- _Data shown_

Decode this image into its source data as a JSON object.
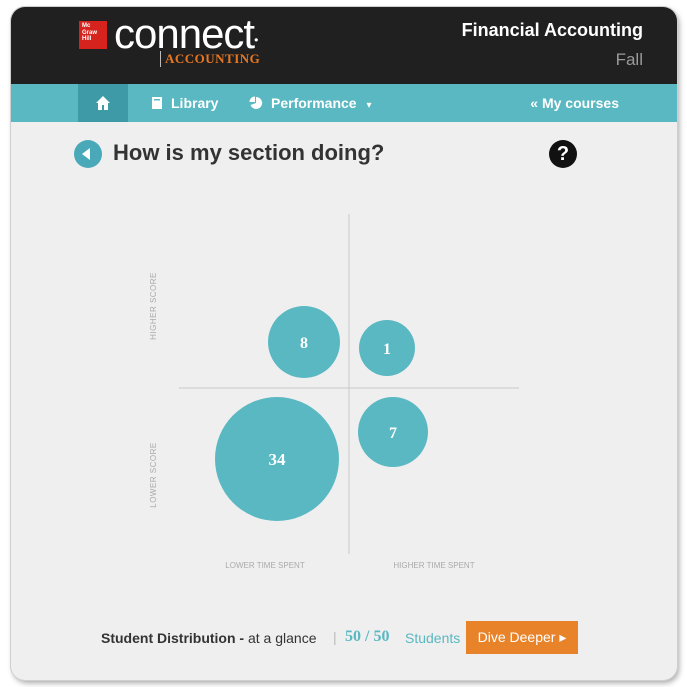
{
  "header": {
    "logo_box_text": "Mc\nGraw\nHill\nEducation",
    "logo_word": "connect",
    "logo_sub": "ACCOUNTING",
    "course_title": "Financial Accounting",
    "course_term": "Fall"
  },
  "nav": {
    "home_icon": "home-icon",
    "library": "Library",
    "performance": "Performance",
    "my_courses": "« My courses"
  },
  "page": {
    "title": "How is my section doing?",
    "help": "?"
  },
  "chart_data": {
    "type": "scatter",
    "title": "",
    "quadrant_labels": {
      "y_high": "HIGHER SCORE",
      "y_low": "LOWER SCORE",
      "x_low": "LOWER TIME SPENT",
      "x_high": "HIGHER TIME SPENT"
    },
    "bubbles": [
      {
        "quadrant": "lower-time-higher-score",
        "count": 8
      },
      {
        "quadrant": "higher-time-higher-score",
        "count": 1
      },
      {
        "quadrant": "lower-time-lower-score",
        "count": 34
      },
      {
        "quadrant": "higher-time-lower-score",
        "count": 7
      }
    ],
    "colors": {
      "bubble": "#5ab8c2",
      "axis": "#c8c8c8"
    }
  },
  "footer": {
    "label_bold": "Student Distribution -",
    "label_rest": " at a glance",
    "separator": "|",
    "count": "50 / 50",
    "students": "Students",
    "dive_button": "Dive Deeper ▸"
  },
  "colors": {
    "topbar": "#202020",
    "accent": "#5ab8c2",
    "button": "#e8832a",
    "brand_red": "#d6231e"
  }
}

- _Problem description_
Reproduce the entries above word for word. Pictures stay out.

- _Written reply_
Decode this image into its source data as a JSON object.
{
  "header": {
    "logo_box_text": "Mc\nGraw\nHill\nEducation",
    "logo_word": "connect",
    "logo_sub": "ACCOUNTING",
    "course_title": "Financial Accounting",
    "course_term": "Fall"
  },
  "nav": {
    "home_icon": "home-icon",
    "library": "Library",
    "performance": "Performance",
    "my_courses": "« My courses"
  },
  "page": {
    "title": "How is my section doing?",
    "help": "?"
  },
  "chart_data": {
    "type": "scatter",
    "title": "",
    "quadrant_labels": {
      "y_high": "HIGHER SCORE",
      "y_low": "LOWER SCORE",
      "x_low": "LOWER TIME SPENT",
      "x_high": "HIGHER TIME SPENT"
    },
    "bubbles": [
      {
        "quadrant": "lower-time-higher-score",
        "count": 8
      },
      {
        "quadrant": "higher-time-higher-score",
        "count": 1
      },
      {
        "quadrant": "lower-time-lower-score",
        "count": 34
      },
      {
        "quadrant": "higher-time-lower-score",
        "count": 7
      }
    ],
    "colors": {
      "bubble": "#5ab8c2",
      "axis": "#c8c8c8"
    }
  },
  "footer": {
    "label_bold": "Student Distribution -",
    "label_rest": " at a glance",
    "separator": "|",
    "count": "50 / 50",
    "students": "Students",
    "dive_button": "Dive Deeper ▸"
  },
  "colors": {
    "topbar": "#202020",
    "accent": "#5ab8c2",
    "button": "#e8832a",
    "brand_red": "#d6231e"
  }
}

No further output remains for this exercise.